#### Prompt:
Copy each line below in which the word "Errors" occurs.

#### Stored data:
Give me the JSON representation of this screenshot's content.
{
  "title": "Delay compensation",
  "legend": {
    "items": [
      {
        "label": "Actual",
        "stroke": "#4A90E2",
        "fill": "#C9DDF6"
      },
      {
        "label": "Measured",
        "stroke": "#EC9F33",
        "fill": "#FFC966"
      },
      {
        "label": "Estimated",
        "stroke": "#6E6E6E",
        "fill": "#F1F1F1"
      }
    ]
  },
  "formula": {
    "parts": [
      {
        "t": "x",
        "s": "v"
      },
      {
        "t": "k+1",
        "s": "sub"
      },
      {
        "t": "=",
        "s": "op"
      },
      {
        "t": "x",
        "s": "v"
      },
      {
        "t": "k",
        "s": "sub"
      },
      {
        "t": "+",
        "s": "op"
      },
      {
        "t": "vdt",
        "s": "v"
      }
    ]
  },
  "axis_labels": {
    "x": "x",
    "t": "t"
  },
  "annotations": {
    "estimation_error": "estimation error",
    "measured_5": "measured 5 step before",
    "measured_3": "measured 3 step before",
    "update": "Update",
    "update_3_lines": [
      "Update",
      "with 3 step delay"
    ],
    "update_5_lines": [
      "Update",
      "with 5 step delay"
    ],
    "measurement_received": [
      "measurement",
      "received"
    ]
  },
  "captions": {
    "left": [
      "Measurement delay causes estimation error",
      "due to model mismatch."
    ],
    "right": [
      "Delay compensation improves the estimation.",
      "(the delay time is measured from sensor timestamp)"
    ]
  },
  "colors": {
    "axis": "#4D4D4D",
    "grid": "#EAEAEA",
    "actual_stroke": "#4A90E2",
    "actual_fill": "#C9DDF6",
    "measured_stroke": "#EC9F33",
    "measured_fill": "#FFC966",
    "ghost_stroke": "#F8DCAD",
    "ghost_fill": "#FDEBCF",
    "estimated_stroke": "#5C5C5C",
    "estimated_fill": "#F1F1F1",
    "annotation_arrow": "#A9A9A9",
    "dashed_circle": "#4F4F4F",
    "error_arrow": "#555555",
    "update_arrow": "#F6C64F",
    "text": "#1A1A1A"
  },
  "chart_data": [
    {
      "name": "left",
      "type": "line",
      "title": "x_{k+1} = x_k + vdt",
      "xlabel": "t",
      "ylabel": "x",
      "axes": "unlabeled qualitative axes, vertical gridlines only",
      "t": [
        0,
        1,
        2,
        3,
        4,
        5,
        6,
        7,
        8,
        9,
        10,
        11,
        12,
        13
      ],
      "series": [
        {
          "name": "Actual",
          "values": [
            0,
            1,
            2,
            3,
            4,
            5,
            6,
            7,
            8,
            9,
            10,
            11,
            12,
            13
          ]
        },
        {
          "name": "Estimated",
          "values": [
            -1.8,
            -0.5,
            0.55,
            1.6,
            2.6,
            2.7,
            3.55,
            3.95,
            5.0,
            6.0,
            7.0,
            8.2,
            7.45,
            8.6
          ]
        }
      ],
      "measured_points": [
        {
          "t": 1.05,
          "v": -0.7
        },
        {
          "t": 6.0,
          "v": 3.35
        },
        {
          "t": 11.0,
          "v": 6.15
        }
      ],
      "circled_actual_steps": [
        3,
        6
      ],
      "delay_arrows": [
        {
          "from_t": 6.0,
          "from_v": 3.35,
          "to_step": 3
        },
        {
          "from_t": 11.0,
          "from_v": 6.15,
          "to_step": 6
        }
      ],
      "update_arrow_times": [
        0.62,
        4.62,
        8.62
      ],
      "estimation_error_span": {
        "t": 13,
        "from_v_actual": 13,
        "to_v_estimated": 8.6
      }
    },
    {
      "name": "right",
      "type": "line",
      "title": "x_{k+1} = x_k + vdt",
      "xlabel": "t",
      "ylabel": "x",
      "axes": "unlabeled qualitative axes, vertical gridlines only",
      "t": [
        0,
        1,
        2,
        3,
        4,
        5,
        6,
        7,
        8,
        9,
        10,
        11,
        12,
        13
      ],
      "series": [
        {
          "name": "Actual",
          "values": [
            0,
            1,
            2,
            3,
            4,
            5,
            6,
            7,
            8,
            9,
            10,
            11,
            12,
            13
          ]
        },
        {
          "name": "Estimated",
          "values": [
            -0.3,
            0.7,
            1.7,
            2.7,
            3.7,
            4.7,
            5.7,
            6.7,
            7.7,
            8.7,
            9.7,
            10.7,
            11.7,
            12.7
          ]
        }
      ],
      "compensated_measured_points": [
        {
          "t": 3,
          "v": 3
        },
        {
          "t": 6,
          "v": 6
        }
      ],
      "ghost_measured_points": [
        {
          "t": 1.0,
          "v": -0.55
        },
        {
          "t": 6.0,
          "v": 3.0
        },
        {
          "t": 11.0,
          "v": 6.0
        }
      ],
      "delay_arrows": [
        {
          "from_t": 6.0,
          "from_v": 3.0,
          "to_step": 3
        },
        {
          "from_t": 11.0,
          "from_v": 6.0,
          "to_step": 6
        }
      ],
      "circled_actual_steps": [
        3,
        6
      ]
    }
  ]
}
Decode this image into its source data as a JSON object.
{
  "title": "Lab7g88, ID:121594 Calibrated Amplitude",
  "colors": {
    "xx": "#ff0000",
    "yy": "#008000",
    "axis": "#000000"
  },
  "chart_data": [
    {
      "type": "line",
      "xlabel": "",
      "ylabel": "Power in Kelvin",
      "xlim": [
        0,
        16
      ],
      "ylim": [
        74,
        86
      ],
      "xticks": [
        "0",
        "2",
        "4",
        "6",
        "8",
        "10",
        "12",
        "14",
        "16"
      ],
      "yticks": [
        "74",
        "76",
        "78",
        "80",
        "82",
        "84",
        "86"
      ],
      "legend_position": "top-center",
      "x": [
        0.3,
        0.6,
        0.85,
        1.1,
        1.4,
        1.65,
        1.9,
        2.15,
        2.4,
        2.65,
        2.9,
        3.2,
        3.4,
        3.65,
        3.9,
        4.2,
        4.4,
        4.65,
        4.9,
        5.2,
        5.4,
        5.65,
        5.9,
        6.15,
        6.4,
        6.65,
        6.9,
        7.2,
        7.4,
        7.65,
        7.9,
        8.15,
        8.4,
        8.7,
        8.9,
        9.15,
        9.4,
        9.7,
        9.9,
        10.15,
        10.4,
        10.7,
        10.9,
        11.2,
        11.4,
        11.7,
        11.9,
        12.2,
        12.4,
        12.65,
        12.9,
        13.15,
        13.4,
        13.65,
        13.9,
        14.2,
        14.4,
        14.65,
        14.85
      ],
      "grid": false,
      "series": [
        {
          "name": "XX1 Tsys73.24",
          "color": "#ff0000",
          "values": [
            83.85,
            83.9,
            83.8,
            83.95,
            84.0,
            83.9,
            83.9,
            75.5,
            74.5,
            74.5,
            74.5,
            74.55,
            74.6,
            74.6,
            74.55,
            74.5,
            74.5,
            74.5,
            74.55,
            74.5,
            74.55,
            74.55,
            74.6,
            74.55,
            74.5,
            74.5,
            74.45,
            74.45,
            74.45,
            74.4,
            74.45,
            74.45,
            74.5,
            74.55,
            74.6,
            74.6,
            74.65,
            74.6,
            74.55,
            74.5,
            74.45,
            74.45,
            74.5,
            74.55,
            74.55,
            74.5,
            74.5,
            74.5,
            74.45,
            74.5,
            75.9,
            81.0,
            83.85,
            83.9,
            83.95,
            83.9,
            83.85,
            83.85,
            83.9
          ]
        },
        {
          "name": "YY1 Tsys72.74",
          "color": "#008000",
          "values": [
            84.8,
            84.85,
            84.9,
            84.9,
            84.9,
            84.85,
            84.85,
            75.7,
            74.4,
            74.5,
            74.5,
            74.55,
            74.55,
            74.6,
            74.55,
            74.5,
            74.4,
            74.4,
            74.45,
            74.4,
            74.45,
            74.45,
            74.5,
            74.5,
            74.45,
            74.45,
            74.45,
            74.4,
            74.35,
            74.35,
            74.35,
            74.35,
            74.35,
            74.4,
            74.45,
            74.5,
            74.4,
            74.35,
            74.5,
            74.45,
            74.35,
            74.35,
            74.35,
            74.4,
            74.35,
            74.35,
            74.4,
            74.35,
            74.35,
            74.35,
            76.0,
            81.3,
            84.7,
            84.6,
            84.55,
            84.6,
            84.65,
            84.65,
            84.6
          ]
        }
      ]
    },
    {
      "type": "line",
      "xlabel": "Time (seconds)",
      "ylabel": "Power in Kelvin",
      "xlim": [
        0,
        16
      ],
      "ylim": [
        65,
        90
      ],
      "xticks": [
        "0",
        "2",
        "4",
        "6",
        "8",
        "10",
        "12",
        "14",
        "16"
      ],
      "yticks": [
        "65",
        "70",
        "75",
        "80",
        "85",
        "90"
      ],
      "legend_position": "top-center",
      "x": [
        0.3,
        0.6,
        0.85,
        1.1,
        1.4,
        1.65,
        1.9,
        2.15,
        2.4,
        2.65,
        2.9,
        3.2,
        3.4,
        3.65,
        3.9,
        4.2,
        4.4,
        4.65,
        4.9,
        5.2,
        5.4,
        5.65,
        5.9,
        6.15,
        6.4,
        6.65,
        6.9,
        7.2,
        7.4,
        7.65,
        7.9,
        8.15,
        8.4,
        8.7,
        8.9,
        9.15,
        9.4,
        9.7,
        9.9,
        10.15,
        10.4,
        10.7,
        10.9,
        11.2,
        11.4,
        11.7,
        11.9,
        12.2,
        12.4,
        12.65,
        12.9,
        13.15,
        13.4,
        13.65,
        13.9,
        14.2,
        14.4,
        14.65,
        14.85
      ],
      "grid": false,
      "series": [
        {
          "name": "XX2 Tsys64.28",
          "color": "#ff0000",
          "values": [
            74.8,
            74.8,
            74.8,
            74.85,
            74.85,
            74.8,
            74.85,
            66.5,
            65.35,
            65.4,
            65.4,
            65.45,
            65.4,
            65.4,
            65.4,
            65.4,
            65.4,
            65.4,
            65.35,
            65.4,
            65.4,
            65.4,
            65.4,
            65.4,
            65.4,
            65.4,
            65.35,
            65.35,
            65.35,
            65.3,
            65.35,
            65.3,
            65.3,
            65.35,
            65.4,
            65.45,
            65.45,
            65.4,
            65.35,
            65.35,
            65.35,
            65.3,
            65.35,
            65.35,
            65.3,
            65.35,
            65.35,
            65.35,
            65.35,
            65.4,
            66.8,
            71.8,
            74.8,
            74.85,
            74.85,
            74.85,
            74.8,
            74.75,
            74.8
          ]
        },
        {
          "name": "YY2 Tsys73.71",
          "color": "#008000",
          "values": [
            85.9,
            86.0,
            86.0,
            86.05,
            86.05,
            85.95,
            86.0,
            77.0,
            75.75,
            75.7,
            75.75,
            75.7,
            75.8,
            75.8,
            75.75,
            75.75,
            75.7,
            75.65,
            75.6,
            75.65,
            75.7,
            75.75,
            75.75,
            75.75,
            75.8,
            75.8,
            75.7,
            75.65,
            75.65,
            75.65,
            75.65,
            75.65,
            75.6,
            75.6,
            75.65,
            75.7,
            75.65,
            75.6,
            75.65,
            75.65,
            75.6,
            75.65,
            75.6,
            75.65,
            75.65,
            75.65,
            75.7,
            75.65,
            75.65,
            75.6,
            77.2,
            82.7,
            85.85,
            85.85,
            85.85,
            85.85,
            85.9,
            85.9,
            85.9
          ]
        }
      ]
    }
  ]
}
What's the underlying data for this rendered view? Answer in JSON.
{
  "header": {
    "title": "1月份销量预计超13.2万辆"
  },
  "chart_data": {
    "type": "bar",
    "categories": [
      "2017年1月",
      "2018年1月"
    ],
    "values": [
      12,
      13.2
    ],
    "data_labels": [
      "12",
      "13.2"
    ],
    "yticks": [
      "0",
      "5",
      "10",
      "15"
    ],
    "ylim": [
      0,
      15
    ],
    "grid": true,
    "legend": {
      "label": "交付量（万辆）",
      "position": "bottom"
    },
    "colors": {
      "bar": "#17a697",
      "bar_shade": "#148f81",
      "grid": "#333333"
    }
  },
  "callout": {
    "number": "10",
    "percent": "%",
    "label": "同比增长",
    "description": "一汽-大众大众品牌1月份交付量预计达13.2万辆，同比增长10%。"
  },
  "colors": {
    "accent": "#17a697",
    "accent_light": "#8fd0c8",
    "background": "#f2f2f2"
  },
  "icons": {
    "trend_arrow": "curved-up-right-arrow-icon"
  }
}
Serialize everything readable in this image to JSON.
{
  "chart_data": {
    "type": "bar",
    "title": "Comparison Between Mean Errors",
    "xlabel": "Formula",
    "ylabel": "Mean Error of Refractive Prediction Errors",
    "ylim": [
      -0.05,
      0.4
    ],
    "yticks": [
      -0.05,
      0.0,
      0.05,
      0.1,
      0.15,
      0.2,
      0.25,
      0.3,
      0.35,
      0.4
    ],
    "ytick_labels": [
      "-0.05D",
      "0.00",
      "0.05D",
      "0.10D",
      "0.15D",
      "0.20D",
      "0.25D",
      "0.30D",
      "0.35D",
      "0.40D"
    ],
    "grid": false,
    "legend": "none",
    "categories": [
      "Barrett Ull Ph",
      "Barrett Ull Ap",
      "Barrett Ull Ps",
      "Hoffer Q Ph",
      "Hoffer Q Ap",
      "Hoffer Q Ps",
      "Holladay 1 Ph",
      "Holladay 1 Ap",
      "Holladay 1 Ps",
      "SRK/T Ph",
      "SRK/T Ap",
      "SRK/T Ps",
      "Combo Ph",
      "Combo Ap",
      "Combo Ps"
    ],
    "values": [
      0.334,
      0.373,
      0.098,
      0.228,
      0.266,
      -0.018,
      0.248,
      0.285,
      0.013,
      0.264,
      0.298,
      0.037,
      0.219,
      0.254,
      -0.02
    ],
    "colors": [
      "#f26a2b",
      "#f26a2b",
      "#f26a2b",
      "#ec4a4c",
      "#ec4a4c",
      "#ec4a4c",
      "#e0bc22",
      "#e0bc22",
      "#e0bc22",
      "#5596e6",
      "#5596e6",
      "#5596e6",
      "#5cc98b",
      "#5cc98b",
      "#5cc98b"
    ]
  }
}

#### Answer:
    "title": "Comparison Between Mean Errors",
    "ylabel": "Mean Error of Refractive Prediction Errors",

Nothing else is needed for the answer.